*Given request*. Return each line of the records holding the string "title".

*Provided records*.
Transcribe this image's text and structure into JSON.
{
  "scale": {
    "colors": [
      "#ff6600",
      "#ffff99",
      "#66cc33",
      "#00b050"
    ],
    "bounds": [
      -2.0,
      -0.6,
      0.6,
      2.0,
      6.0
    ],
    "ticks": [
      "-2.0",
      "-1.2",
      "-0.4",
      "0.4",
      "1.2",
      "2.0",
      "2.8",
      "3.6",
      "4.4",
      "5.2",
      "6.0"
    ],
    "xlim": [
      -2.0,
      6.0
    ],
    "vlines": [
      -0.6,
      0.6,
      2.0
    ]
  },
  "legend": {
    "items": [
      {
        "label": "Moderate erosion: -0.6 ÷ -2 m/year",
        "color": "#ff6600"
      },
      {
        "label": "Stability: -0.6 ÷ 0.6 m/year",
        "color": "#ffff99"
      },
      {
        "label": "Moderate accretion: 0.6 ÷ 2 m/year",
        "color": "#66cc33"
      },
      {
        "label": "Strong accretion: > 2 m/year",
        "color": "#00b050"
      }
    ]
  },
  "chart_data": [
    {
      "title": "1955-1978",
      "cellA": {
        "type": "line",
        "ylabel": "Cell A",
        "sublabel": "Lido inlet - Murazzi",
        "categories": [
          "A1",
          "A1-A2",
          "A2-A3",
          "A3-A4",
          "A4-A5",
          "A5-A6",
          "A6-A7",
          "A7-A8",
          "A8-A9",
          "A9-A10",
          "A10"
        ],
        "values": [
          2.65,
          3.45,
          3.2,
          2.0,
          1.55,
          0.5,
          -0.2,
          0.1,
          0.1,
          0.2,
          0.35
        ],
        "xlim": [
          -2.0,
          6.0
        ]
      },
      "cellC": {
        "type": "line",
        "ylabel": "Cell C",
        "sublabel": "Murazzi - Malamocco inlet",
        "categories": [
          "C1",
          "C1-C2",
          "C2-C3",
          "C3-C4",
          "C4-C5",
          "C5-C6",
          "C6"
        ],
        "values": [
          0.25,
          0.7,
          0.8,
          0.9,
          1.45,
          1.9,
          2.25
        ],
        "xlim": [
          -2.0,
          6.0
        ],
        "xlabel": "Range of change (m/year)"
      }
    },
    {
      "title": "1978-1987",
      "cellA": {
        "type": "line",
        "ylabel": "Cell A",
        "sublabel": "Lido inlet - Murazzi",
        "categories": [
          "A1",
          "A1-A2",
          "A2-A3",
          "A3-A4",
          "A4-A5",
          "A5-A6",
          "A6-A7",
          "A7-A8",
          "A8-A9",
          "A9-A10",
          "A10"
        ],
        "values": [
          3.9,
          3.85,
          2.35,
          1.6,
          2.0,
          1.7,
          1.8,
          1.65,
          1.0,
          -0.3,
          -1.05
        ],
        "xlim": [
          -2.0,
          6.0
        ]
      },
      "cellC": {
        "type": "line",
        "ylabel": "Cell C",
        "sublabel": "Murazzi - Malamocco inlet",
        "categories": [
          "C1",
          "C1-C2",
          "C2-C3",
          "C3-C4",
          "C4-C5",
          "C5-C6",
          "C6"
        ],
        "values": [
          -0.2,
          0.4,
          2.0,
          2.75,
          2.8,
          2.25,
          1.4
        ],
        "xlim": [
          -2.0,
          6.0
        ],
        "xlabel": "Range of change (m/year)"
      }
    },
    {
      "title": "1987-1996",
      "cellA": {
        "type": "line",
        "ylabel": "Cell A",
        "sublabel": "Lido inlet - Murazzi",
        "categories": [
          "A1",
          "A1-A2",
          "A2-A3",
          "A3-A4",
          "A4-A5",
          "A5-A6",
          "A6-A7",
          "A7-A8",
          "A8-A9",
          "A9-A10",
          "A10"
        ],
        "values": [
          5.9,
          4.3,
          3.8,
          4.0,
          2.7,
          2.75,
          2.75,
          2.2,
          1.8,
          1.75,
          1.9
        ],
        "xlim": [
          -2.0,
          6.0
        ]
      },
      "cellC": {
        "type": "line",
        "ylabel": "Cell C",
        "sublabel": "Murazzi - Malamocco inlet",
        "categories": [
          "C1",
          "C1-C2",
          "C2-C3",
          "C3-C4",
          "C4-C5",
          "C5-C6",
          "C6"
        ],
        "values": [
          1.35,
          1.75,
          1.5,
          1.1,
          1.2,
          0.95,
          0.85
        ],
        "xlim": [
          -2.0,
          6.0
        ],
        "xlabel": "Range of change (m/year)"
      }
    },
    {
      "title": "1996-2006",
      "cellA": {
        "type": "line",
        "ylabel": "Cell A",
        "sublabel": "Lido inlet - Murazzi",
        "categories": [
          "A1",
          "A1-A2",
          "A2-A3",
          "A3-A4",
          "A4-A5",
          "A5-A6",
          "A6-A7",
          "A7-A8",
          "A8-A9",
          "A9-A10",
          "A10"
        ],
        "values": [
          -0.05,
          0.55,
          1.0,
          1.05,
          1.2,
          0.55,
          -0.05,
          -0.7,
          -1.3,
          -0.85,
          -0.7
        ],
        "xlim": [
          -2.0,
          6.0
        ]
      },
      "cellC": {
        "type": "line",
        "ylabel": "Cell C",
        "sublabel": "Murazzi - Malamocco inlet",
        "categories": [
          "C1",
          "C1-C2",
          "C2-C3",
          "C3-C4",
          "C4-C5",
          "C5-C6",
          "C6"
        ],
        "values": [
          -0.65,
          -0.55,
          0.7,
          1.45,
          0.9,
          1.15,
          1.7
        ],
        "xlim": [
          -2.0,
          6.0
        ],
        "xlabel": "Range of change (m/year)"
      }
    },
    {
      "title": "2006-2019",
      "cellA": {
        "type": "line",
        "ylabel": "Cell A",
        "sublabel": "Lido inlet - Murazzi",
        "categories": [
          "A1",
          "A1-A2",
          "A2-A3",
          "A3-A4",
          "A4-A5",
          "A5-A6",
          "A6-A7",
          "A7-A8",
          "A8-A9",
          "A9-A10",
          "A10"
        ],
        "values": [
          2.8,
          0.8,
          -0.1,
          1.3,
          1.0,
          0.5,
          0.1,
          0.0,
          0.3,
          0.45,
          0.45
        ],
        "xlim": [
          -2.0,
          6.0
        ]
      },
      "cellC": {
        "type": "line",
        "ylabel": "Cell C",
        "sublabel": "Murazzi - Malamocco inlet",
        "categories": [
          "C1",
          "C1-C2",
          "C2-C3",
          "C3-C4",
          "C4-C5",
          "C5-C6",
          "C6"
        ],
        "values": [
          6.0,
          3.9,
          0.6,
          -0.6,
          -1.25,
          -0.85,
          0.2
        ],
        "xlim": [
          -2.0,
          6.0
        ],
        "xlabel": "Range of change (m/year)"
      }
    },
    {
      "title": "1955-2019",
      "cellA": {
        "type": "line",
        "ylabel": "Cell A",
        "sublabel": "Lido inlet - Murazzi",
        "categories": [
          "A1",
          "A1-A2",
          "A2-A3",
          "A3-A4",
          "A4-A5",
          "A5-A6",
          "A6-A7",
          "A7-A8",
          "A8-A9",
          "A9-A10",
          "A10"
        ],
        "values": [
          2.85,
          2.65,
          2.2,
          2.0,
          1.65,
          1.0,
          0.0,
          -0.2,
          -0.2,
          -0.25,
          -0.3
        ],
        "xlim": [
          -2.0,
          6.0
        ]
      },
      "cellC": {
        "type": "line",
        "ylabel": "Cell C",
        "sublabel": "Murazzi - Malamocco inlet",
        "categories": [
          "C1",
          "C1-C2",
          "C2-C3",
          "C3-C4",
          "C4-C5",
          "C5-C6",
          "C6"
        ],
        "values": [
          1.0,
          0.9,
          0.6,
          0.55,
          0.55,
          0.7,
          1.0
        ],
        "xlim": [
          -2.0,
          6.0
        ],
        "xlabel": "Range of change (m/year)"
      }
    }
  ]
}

*Output*.
      "title": "1955-1978",
      "title": "1978-1987",
      "title": "1987-1996",
      "title": "1996-2006",
      "title": "2006-2019",
      "title": "1955-2019",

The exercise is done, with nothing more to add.